══ Dataset entries ══
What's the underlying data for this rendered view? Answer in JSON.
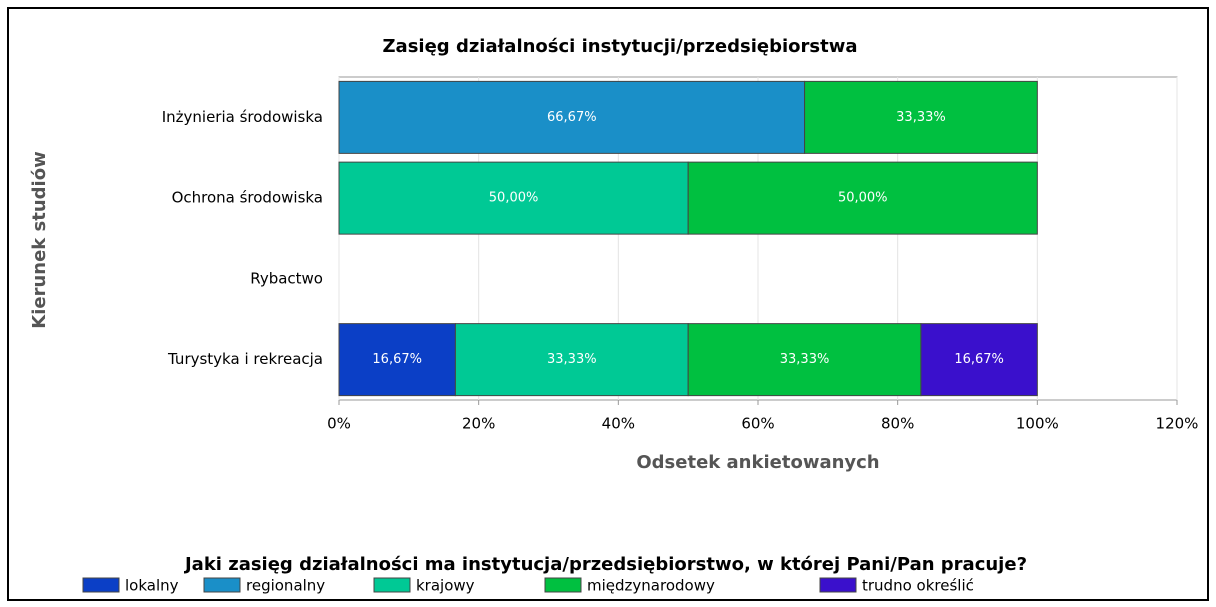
{
  "chart_data": {
    "type": "stacked_barh",
    "title": "Zasięg działalności instytucji/przedsiębiorstwa",
    "xlabel": "Odsetek ankietowanych",
    "ylabel": "Kierunek studiów",
    "legend_title": "Jaki zasięg działalności ma instytucja/przedsiębiorstwo, w której Pani/Pan pracuje?",
    "categories": [
      "Inżynieria środowiska",
      "Ochrona środowiska",
      "Rybactwo",
      "Turystyka i rekreacja"
    ],
    "series": [
      {
        "name": "lokalny",
        "color": "#0b3fc6",
        "values": [
          null,
          null,
          null,
          16.67
        ],
        "value_labels": [
          null,
          null,
          null,
          "16,67%"
        ]
      },
      {
        "name": "regionalny",
        "color": "#1a8fc8",
        "values": [
          66.67,
          null,
          null,
          null
        ],
        "value_labels": [
          "66,67%",
          null,
          null,
          null
        ]
      },
      {
        "name": "krajowy",
        "color": "#00c995",
        "values": [
          null,
          50,
          null,
          33.33
        ],
        "value_labels": [
          null,
          "50,00%",
          null,
          "33,33%"
        ]
      },
      {
        "name": "międzynarodowy",
        "color": "#00c040",
        "values": [
          33.33,
          50,
          null,
          33.33
        ],
        "value_labels": [
          "33,33%",
          "50,00%",
          null,
          "33,33%"
        ]
      },
      {
        "name": "trudno określić",
        "color": "#3a10cc",
        "values": [
          null,
          null,
          null,
          16.67
        ],
        "value_labels": [
          null,
          null,
          null,
          "16,67%"
        ]
      }
    ],
    "xlim": [
      0,
      120
    ],
    "xticks": [
      {
        "value": 0,
        "label": "0%"
      },
      {
        "value": 20,
        "label": "20%"
      },
      {
        "value": 40,
        "label": "40%"
      },
      {
        "value": 60,
        "label": "60%"
      },
      {
        "value": 80,
        "label": "80%"
      },
      {
        "value": 100,
        "label": "100%"
      },
      {
        "value": 120,
        "label": "120%"
      }
    ],
    "grid": true,
    "legend": "bottom"
  }
}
═══
### Job
Every record must be copied exactly, with the pictures left out.

### Exercise output
What's the underlying data for this rendered view? Answer in JSON.
{
  "chart_data": {
    "type": "stacked_barh",
    "title": "Zasięg działalności instytucji/przedsiębiorstwa",
    "xlabel": "Odsetek ankietowanych",
    "ylabel": "Kierunek studiów",
    "legend_title": "Jaki zasięg działalności ma instytucja/przedsiębiorstwo, w której Pani/Pan pracuje?",
    "categories": [
      "Inżynieria środowiska",
      "Ochrona środowiska",
      "Rybactwo",
      "Turystyka i rekreacja"
    ],
    "series": [
      {
        "name": "lokalny",
        "color": "#0b3fc6",
        "values": [
          null,
          null,
          null,
          16.67
        ],
        "value_labels": [
          null,
          null,
          null,
          "16,67%"
        ]
      },
      {
        "name": "regionalny",
        "color": "#1a8fc8",
        "values": [
          66.67,
          null,
          null,
          null
        ],
        "value_labels": [
          "66,67%",
          null,
          null,
          null
        ]
      },
      {
        "name": "krajowy",
        "color": "#00c995",
        "values": [
          null,
          50,
          null,
          33.33
        ],
        "value_labels": [
          null,
          "50,00%",
          null,
          "33,33%"
        ]
      },
      {
        "name": "międzynarodowy",
        "color": "#00c040",
        "values": [
          33.33,
          50,
          null,
          33.33
        ],
        "value_labels": [
          "33,33%",
          "50,00%",
          null,
          "33,33%"
        ]
      },
      {
        "name": "trudno określić",
        "color": "#3a10cc",
        "values": [
          null,
          null,
          null,
          16.67
        ],
        "value_labels": [
          null,
          null,
          null,
          "16,67%"
        ]
      }
    ],
    "xlim": [
      0,
      120
    ],
    "xticks": [
      {
        "value": 0,
        "label": "0%"
      },
      {
        "value": 20,
        "label": "20%"
      },
      {
        "value": 40,
        "label": "40%"
      },
      {
        "value": 60,
        "label": "60%"
      },
      {
        "value": 80,
        "label": "80%"
      },
      {
        "value": 100,
        "label": "100%"
      },
      {
        "value": 120,
        "label": "120%"
      }
    ],
    "grid": true,
    "legend": "bottom"
  }
}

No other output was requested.